• **Given request**
The entries below should be given again exactly, minus their pictures.

—————

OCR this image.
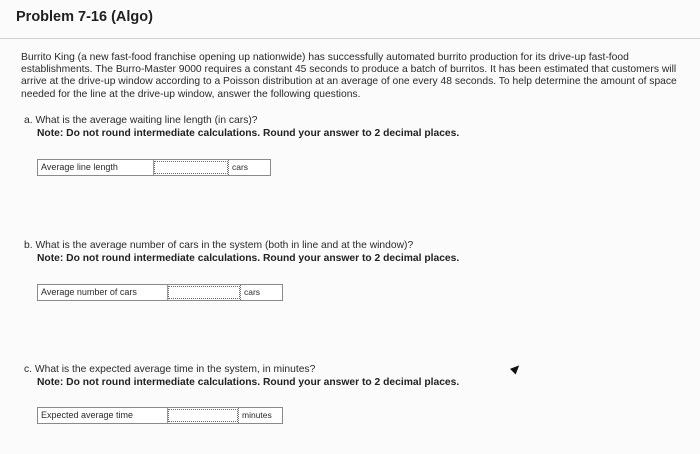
Problem 7-16 (Algo)
Burrito King (a new fast-food franchise opening up nationwide) has successfully automated burrito production for its drive-up fast-food establishments. The Burro-Master 9000 requires a constant 45 seconds to produce a batch of burritos. It has been estimated that customers will arrive at the drive-up window according to a Poisson distribution at an average of one every 48 seconds. To help determine the amount of space needed for the line at the drive-up window, answer the following questions.
a. What is the average waiting line length (in cars)?
Note: Do not round intermediate calculations. Round your answer to 2 decimal places.
Average line length	cars
b. What is the average number of cars in the system (both in line and at the window)?
Note: Do not round intermediate calculations. Round your answer to 2 decimal places.
Average number of cars	cars
c. What is the expected average time in the system, in minutes?
Note: Do not round intermediate calculations. Round your answer to 2 decimal places.
Expected average time	minutes
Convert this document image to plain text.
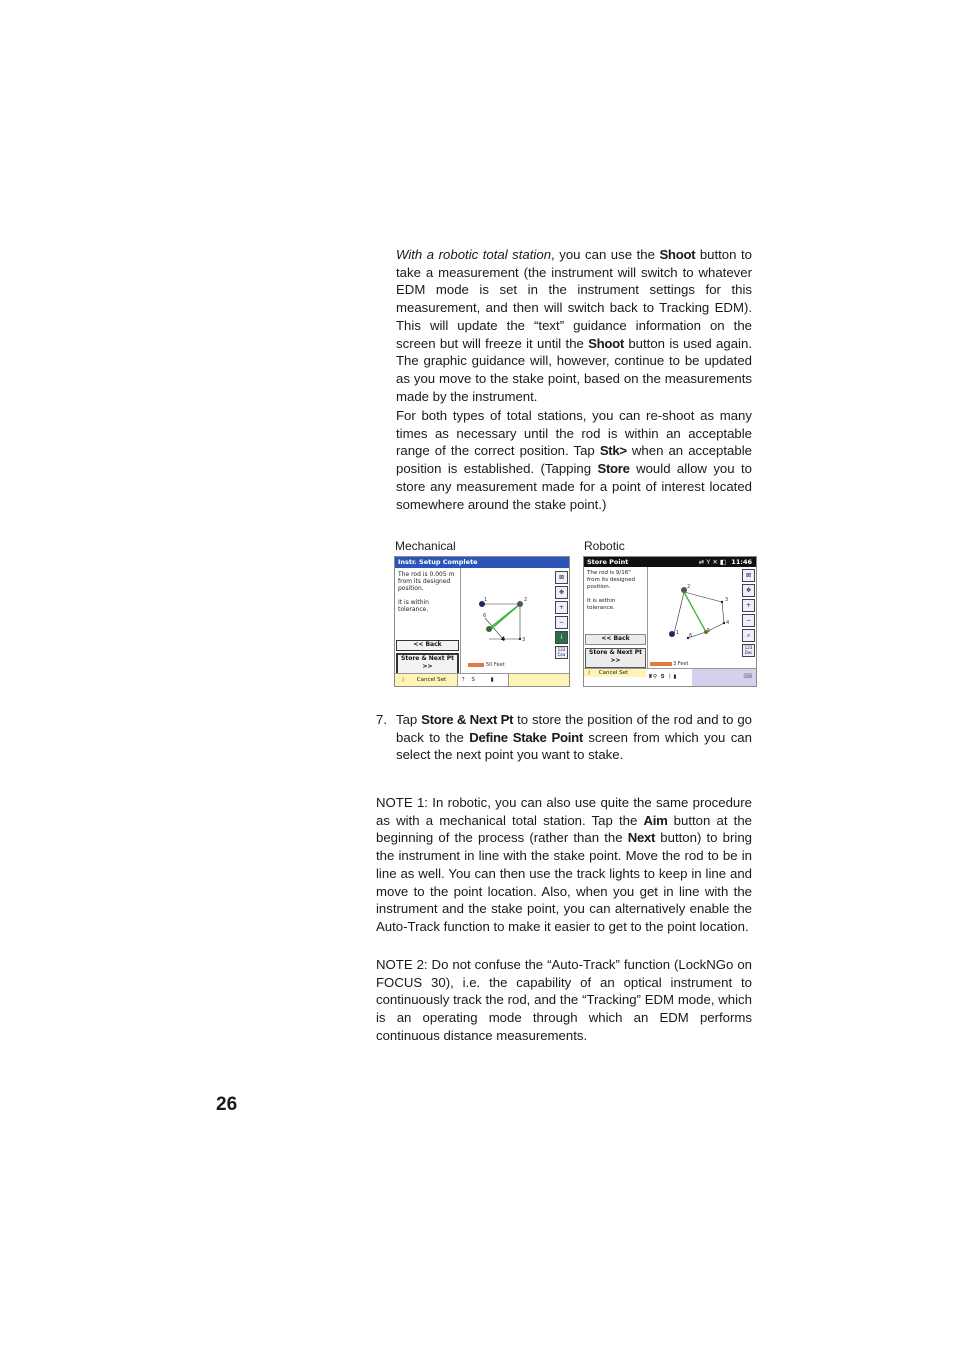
With a robotic total station, you can use the Shoot button to take a measurement (the instrument will switch to whatever EDM mode is set in the instrument settings for this measurement, and then will switch back to Tracking EDM). This will update the “text” guidance information on the screen but will freeze it until the Shoot button is used again. The graphic guidance will, however, continue to be updated as you move to the stake point, based on the measurements made by the instrument.

For both types of total stations, you can re-shoot as many times as necessary until the rod is within an acceptable range of the correct position. Tap Stk> when an acceptable position is established. (Tapping Store would allow you to store any measurement made for a point of interest located somewhere around the stake point.)

Mechanical	Robotic
Instr. Setup Complete
The rod is 0.005 m
from its designed
position.
It is within
tolerance.
<< Back
Store & Next Pt
>>
1	2
3
4
6
50 Feet
⊠
✥
+
−
i
123
Cea
⚷ Cancel Set	⇡ S	▮
Store Point	⇄ Y ✕ ◧ 11:46
The rod is 9/16"
from its designed
position.
It is within
tolerance.
<< Back
Store & Next Pt
>>
1
2
3
4
5
6
3 Feet
⊠
✥
+
−
⌕
123
Dec
⚷ Cancel Set
♜⚲ 5 ᛒ ▮	⌨
7. Tap Store & Next Pt to store the position of the rod and to go back to the Define Stake Point screen from which you can select the next point you want to stake.

NOTE 1: In robotic, you can also use quite the same procedure as with a mechanical total station. Tap the Aim button at the beginning of the process (rather than the Next button) to bring the instrument in line with the stake point. Move the rod to be in line as well. You can then use the track lights to keep in line and move to the point location. Also, when you get in line with the instrument and the stake point, you can alternatively enable the Auto-Track function to make it easier to get to the point location.

NOTE 2: Do not confuse the “Auto-Track” function (LockNGo on FOCUS 30), i.e. the capability of an optical instrument to continuously track the rod, and the “Tracking” EDM mode, which is an operating mode through which an EDM performs continuous distance measurements.

26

—————

• **Right answer**
OCR this image.
Problem 7-16 (Algo)
Burrito King (a new fast-food franchise opening up nationwide) has successfully automated burrito production for its drive-up fast-food establishments. The Burro-Master 9000 requires a constant 45 seconds to produce a batch of burritos. It has been estimated that customers will arrive at the drive-up window according to a Poisson distribution at an average of one every 48 seconds. To help determine the amount of space needed for the line at the drive-up window, answer the following questions.
a. What is the average waiting line length (in cars)?
Note: Do not round intermediate calculations. Round your answer to 2 decimal places.
Average line length	cars
b. What is the average number of cars in the system (both in line and at the window)?
Note: Do not round intermediate calculations. Round your answer to 2 decimal places.
Average number of cars	cars
c. What is the expected average time in the system, in minutes?
Note: Do not round intermediate calculations. Round your answer to 2 decimal places.
Expected average time	minutes
Convert this document image to plain text.
With a robotic total station, you can use the Shoot button to take a measurement (the instrument will switch to whatever EDM mode is set in the instrument settings for this measurement, and then will switch back to Tracking EDM). This will update the “text” guidance information on the screen but will freeze it until the Shoot button is used again. The graphic guidance will, however, continue to be updated as you move to the stake point, based on the measurements made by the instrument.

For both types of total stations, you can re-shoot as many times as necessary until the rod is within an acceptable range of the correct position. Tap Stk> when an acceptable position is established. (Tapping Store would allow you to store any measurement made for a point of interest located somewhere around the stake point.)

Mechanical	Robotic
Instr. Setup Complete
The rod is 0.005 m
from its designed
position.
It is within
tolerance.
<< Back
Store & Next Pt
>>
1	2
3
4
6
50 Feet
⊠
✥
+
−
i
123
Cea
⚷ Cancel Set	⇡ S	▮
Store Point	⇄ Y ✕ ◧ 11:46
The rod is 9/16"
from its designed
position.
It is within
tolerance.
<< Back
Store & Next Pt
>>
1
2
3
4
5
6
3 Feet
⊠
✥
+
−
⌕
123
Dec
⚷ Cancel Set
♜⚲ 5 ᛒ ▮	⌨
7. Tap Store & Next Pt to store the position of the rod and to go back to the Define Stake Point screen from which you can select the next point you want to stake.

NOTE 1: In robotic, you can also use quite the same procedure as with a mechanical total station. Tap the Aim button at the beginning of the process (rather than the Next button) to bring the instrument in line with the stake point. Move the rod to be in line as well. You can then use the track lights to keep in line and move to the point location. Also, when you get in line with the instrument and the stake point, you can alternatively enable the Auto-Track function to make it easier to get to the point location.

NOTE 2: Do not confuse the “Auto-Track” function (LockNGo on FOCUS 30), i.e. the capability of an optical instrument to continuously track the rod, and the “Tracking” EDM mode, which is an operating mode through which an EDM performs continuous distance measurements.

26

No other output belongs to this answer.